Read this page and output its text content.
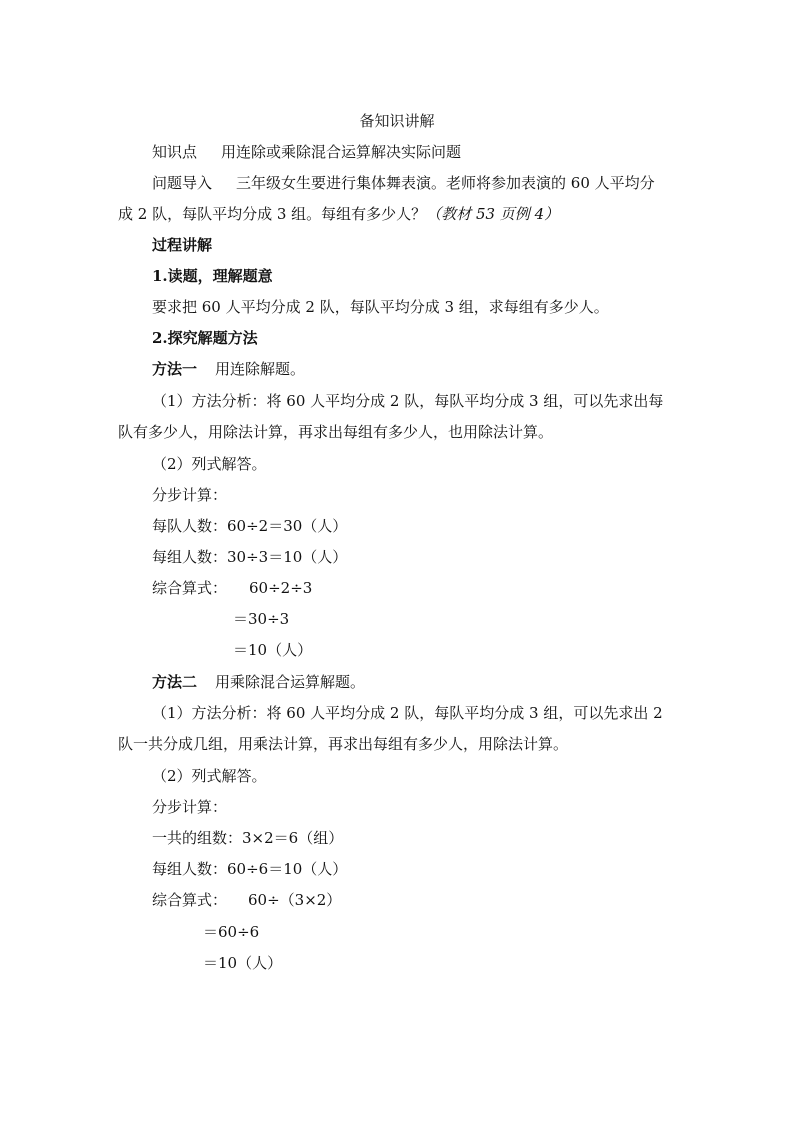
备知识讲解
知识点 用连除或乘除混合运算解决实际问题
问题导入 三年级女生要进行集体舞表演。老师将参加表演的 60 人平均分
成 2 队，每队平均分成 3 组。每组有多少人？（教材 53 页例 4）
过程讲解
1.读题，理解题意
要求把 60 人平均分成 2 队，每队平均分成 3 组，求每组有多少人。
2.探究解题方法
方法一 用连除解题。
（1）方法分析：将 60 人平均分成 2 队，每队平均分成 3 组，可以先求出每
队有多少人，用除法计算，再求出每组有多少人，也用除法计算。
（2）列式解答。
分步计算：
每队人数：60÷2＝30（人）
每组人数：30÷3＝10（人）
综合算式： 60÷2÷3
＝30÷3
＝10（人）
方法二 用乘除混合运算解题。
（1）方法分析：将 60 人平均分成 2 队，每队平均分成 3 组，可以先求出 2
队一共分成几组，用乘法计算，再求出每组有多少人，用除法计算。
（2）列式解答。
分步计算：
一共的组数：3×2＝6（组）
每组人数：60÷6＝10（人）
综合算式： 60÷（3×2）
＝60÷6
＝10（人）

________

- [Requirement]
Leave out the pictures and give the listing above again exactly.

- [Task solution]
Read this page and output its text content.
备知识讲解
知识点 用连除或乘除混合运算解决实际问题
问题导入 三年级女生要进行集体舞表演。老师将参加表演的 60 人平均分
成 2 队，每队平均分成 3 组。每组有多少人？（教材 53 页例 4）
过程讲解
1.读题，理解题意
要求把 60 人平均分成 2 队，每队平均分成 3 组，求每组有多少人。
2.探究解题方法
方法一 用连除解题。
（1）方法分析：将 60 人平均分成 2 队，每队平均分成 3 组，可以先求出每
队有多少人，用除法计算，再求出每组有多少人，也用除法计算。
（2）列式解答。
分步计算：
每队人数：60÷2＝30（人）
每组人数：30÷3＝10（人）
综合算式： 60÷2÷3
＝30÷3
＝10（人）
方法二 用乘除混合运算解题。
（1）方法分析：将 60 人平均分成 2 队，每队平均分成 3 组，可以先求出 2
队一共分成几组，用乘法计算，再求出每组有多少人，用除法计算。
（2）列式解答。
分步计算：
一共的组数：3×2＝6（组）
每组人数：60÷6＝10（人）
综合算式： 60÷（3×2）
＝60÷6
＝10（人）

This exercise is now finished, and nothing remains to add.